Data to process –
◆ ◆ ◆ ◆ ◆ ◆ ◆

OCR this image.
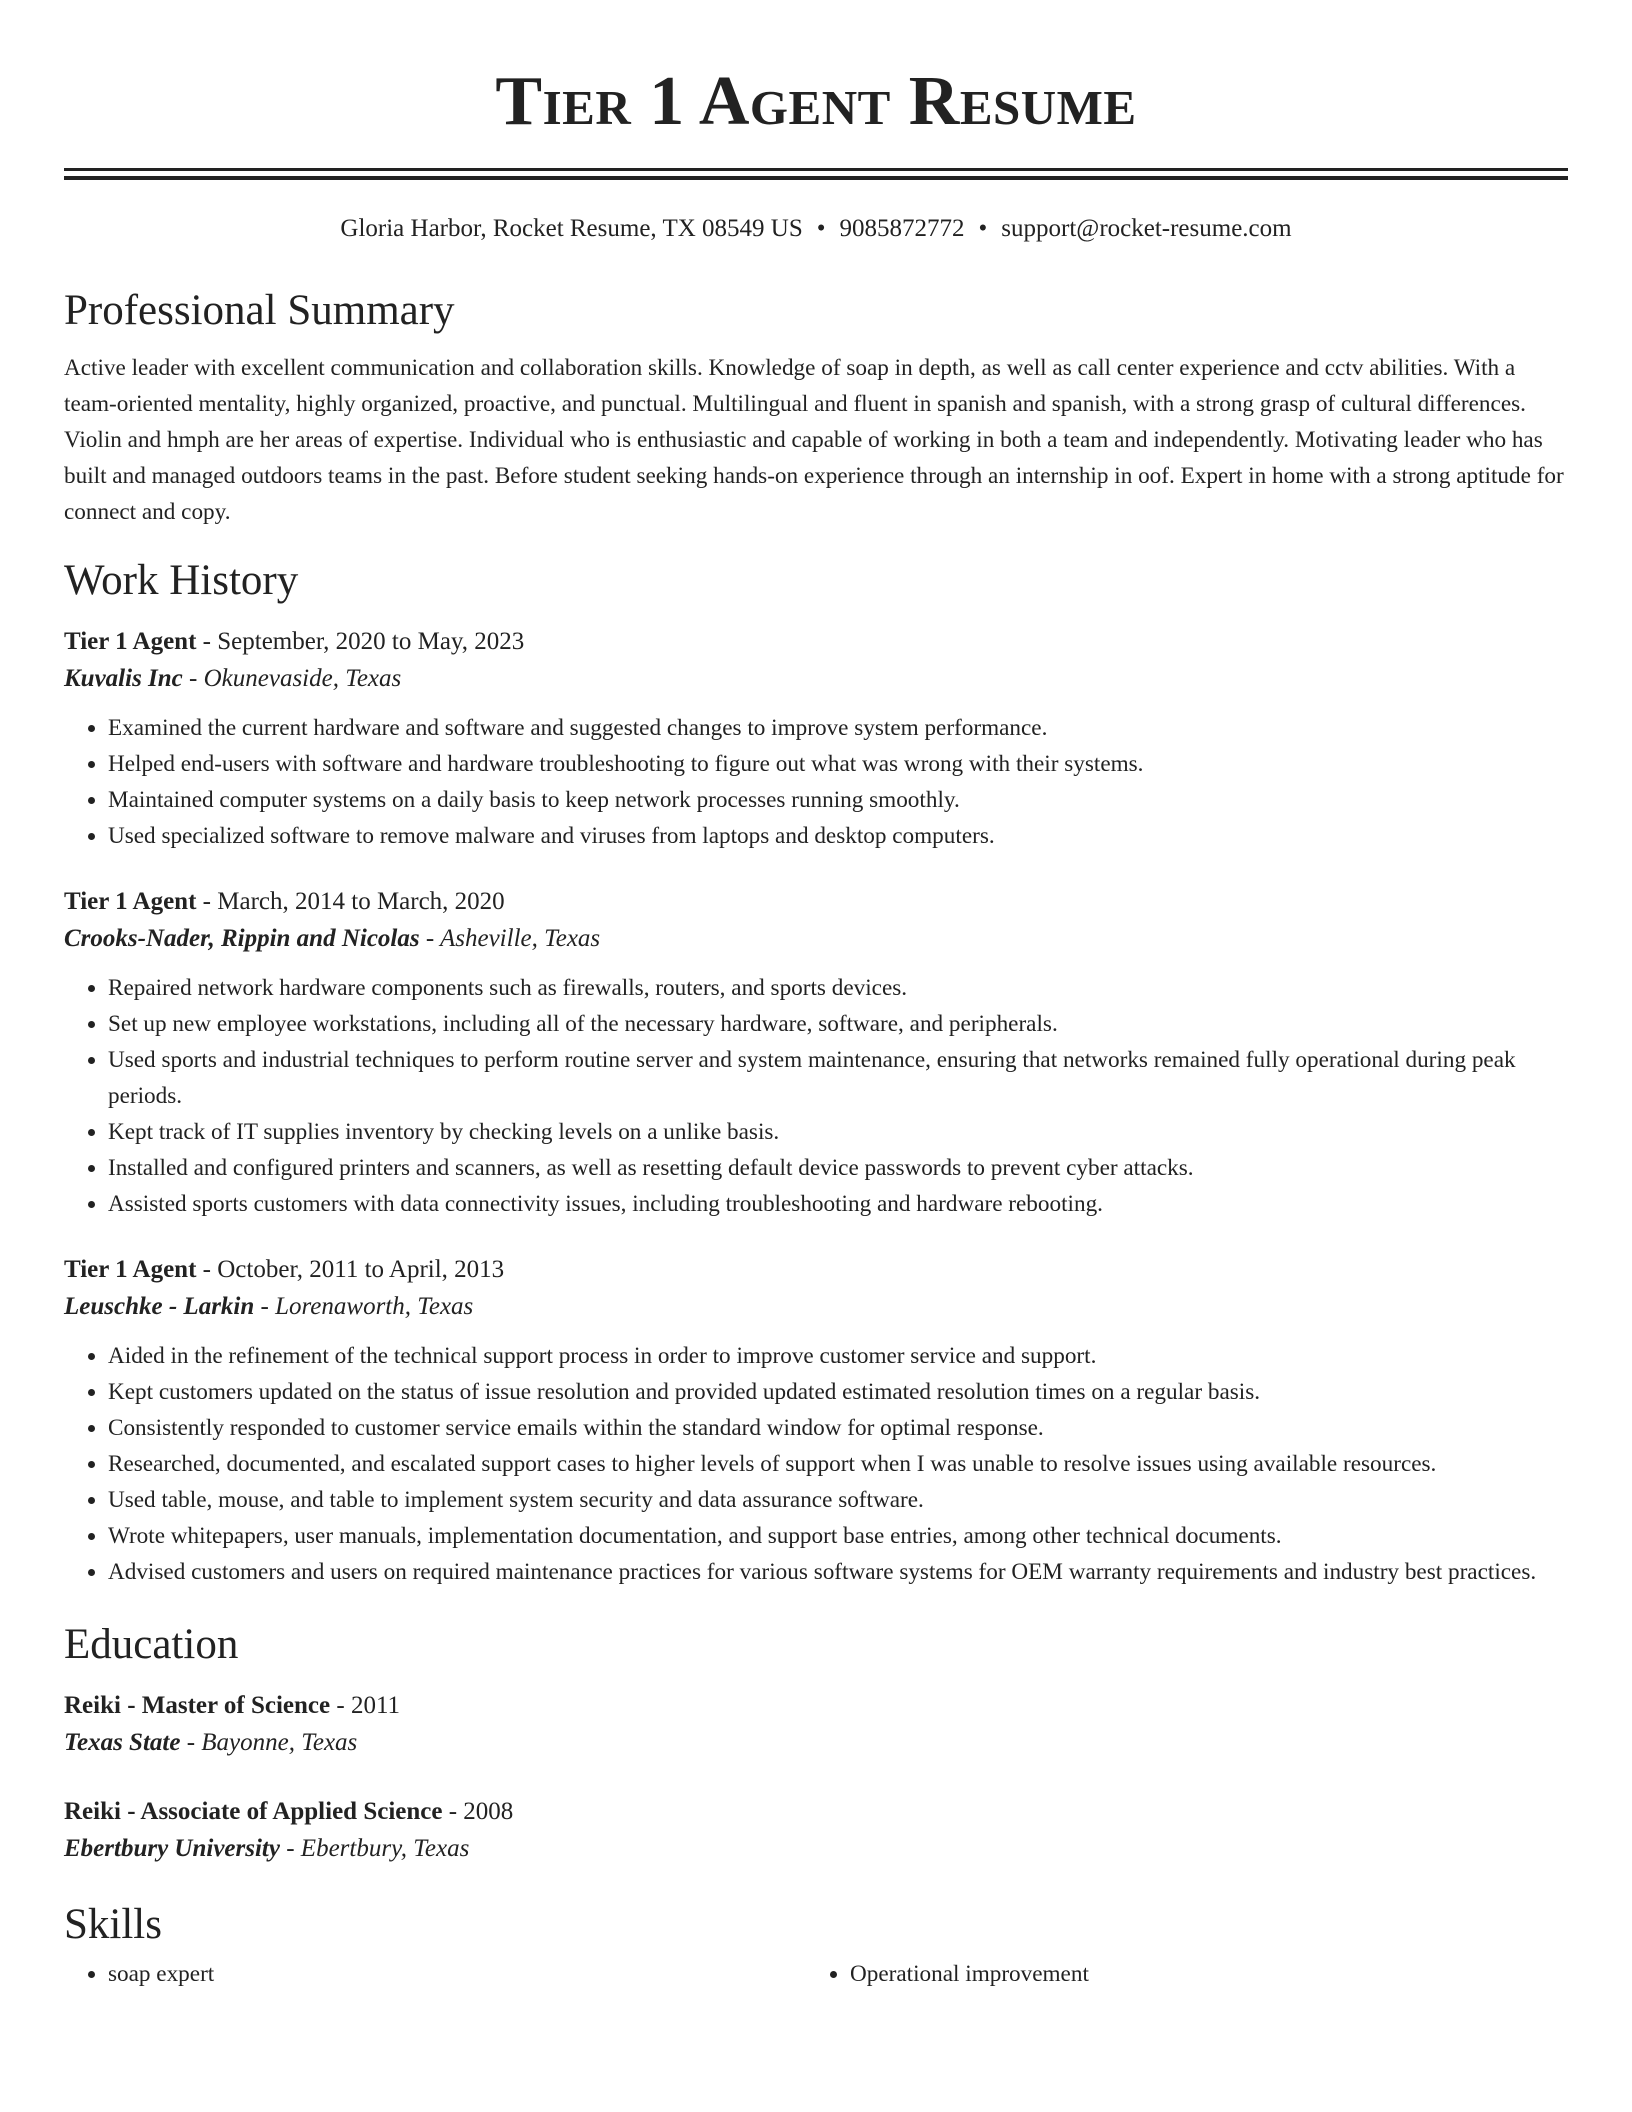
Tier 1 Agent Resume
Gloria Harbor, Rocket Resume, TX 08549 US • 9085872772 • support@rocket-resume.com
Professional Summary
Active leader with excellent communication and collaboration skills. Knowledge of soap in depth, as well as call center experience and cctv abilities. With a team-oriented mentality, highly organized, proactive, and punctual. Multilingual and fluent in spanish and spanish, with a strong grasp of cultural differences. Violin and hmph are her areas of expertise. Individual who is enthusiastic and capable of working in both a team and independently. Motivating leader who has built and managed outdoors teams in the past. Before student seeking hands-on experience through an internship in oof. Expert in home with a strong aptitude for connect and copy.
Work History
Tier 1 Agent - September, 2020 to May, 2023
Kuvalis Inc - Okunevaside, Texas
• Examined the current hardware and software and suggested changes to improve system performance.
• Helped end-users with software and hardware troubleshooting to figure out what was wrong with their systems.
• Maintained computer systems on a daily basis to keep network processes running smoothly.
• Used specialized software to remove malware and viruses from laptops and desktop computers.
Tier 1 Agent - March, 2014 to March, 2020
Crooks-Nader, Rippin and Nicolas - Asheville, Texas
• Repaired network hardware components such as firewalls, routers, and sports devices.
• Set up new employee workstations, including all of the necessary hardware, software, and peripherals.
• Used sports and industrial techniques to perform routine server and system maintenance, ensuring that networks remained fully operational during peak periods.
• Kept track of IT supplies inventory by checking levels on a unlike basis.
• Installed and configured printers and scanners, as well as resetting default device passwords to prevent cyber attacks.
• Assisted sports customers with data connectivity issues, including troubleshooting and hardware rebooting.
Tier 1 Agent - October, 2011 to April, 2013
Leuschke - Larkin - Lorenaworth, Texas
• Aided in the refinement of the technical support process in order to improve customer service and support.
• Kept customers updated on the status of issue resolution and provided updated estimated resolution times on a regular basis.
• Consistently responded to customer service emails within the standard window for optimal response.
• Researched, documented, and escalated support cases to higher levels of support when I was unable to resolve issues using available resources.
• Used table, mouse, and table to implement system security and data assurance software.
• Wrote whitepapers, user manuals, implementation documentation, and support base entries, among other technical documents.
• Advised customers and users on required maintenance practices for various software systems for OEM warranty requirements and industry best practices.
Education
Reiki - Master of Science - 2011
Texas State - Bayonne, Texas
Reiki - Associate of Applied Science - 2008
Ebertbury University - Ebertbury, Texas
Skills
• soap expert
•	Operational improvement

◆ ◆ ◆ ◆ ◆ ◆ ◆

What is being asked –
Output each line above exactly as it stands, omitting the pictures.

Solution to this exercise –
OCR this image.
Tier 1 Agent Resume
Gloria Harbor, Rocket Resume, TX 08549 US • 9085872772 • support@rocket-resume.com
Professional Summary
Active leader with excellent communication and collaboration skills. Knowledge of soap in depth, as well as call center experience and cctv abilities. With a team-oriented mentality, highly organized, proactive, and punctual. Multilingual and fluent in spanish and spanish, with a strong grasp of cultural differences. Violin and hmph are her areas of expertise. Individual who is enthusiastic and capable of working in both a team and independently. Motivating leader who has built and managed outdoors teams in the past. Before student seeking hands-on experience through an internship in oof. Expert in home with a strong aptitude for connect and copy.
Work History
Tier 1 Agent - September, 2020 to May, 2023
Kuvalis Inc - Okunevaside, Texas
• Examined the current hardware and software and suggested changes to improve system performance.
• Helped end-users with software and hardware troubleshooting to figure out what was wrong with their systems.
• Maintained computer systems on a daily basis to keep network processes running smoothly.
• Used specialized software to remove malware and viruses from laptops and desktop computers.
Tier 1 Agent - March, 2014 to March, 2020
Crooks-Nader, Rippin and Nicolas - Asheville, Texas
• Repaired network hardware components such as firewalls, routers, and sports devices.
• Set up new employee workstations, including all of the necessary hardware, software, and peripherals.
• Used sports and industrial techniques to perform routine server and system maintenance, ensuring that networks remained fully operational during peak periods.
• Kept track of IT supplies inventory by checking levels on a unlike basis.
• Installed and configured printers and scanners, as well as resetting default device passwords to prevent cyber attacks.
• Assisted sports customers with data connectivity issues, including troubleshooting and hardware rebooting.
Tier 1 Agent - October, 2011 to April, 2013
Leuschke - Larkin - Lorenaworth, Texas
• Aided in the refinement of the technical support process in order to improve customer service and support.
• Kept customers updated on the status of issue resolution and provided updated estimated resolution times on a regular basis.
• Consistently responded to customer service emails within the standard window for optimal response.
• Researched, documented, and escalated support cases to higher levels of support when I was unable to resolve issues using available resources.
• Used table, mouse, and table to implement system security and data assurance software.
• Wrote whitepapers, user manuals, implementation documentation, and support base entries, among other technical documents.
• Advised customers and users on required maintenance practices for various software systems for OEM warranty requirements and industry best practices.
Education
Reiki - Master of Science - 2011
Texas State - Bayonne, Texas
Reiki - Associate of Applied Science - 2008
Ebertbury University - Ebertbury, Texas
Skills
• soap expert
•	Operational improvement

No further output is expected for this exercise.